··· PASSAGE FOR REVIEW
By Nick Jaynes
Saturday, Feb 16th, 2013 @ 4:16 pm
 
Presently, both Google and Audi have fully autonomous cars driving around the state of Nevada. With very expensive and specialized onboard operating systems, it seemed unlikely vehicle autonomy would hit the consumer market before the end of the decade.

A group of British scientists at Oxford University might have changed all of that, however, according to a Phys.org report.

"RobotCar," as it's been dubbed, is an iPad-controlled vehicle autonomy system that costs around $7750. The aim is to whittle system costs down to as low as $150, which would make vehicle autonomy widely accessible.

The RobotCar system uses three onboard computers, several lasers, and some stereo cameras to produce a 3D rendering of the vehicle route. The heart of the system is a trunk-mounted "Main Vehicle Computer" (MVC), which controls nearly every aspect of the car. Another "Low Level Controller" (LLC) interacts with the dash-mounted iPad to communicate with and relay messages to the driver.
······
··· RECORD EXCERPTS
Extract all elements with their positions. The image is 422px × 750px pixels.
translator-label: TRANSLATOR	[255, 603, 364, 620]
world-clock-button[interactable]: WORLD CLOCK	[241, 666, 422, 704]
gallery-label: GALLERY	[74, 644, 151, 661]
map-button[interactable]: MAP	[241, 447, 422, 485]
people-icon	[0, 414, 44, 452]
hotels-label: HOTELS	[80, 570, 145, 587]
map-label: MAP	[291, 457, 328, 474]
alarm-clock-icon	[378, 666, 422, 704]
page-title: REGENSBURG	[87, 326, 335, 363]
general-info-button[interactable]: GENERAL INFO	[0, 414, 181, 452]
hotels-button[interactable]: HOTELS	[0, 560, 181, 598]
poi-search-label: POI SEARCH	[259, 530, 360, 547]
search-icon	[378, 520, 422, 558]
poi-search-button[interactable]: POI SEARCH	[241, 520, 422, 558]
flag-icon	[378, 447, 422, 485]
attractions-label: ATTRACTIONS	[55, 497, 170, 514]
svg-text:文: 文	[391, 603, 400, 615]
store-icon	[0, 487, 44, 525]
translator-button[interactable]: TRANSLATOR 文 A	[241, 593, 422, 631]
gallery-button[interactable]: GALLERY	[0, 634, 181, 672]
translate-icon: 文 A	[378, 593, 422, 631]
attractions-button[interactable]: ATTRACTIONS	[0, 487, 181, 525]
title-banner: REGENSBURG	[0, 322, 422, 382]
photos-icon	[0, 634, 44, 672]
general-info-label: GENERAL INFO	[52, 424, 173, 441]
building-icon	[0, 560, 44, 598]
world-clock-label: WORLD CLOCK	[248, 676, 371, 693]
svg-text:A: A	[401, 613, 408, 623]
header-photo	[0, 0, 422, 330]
······
**WORK TO BE COMPLETED**
Write out the full RobotCar article word for word, from its byline to its final sentence.

**ANSWER SPACE**
By Nick Jaynes
Saturday, Feb 16th, 2013 @ 4:16 pm
 
Presently, both Google and Audi have fully autonomous cars driving around the state of Nevada. With very expensive and specialized onboard operating systems, it seemed unlikely vehicle autonomy would hit the consumer market before the end of the decade.

A group of British scientists at Oxford University might have changed all of that, however, according to a Phys.org report.

"RobotCar," as it's been dubbed, is an iPad-controlled vehicle autonomy system that costs around $7750. The aim is to whittle system costs down to as low as $150, which would make vehicle autonomy widely accessible.

The RobotCar system uses three onboard computers, several lasers, and some stereo cameras to produce a 3D rendering of the vehicle route. The heart of the system is a trunk-mounted "Main Vehicle Computer" (MVC), which controls nearly every aspect of the car. Another "Low Level Controller" (LLC) interacts with the dash-mounted iPad to communicate with and relay messages to the driver.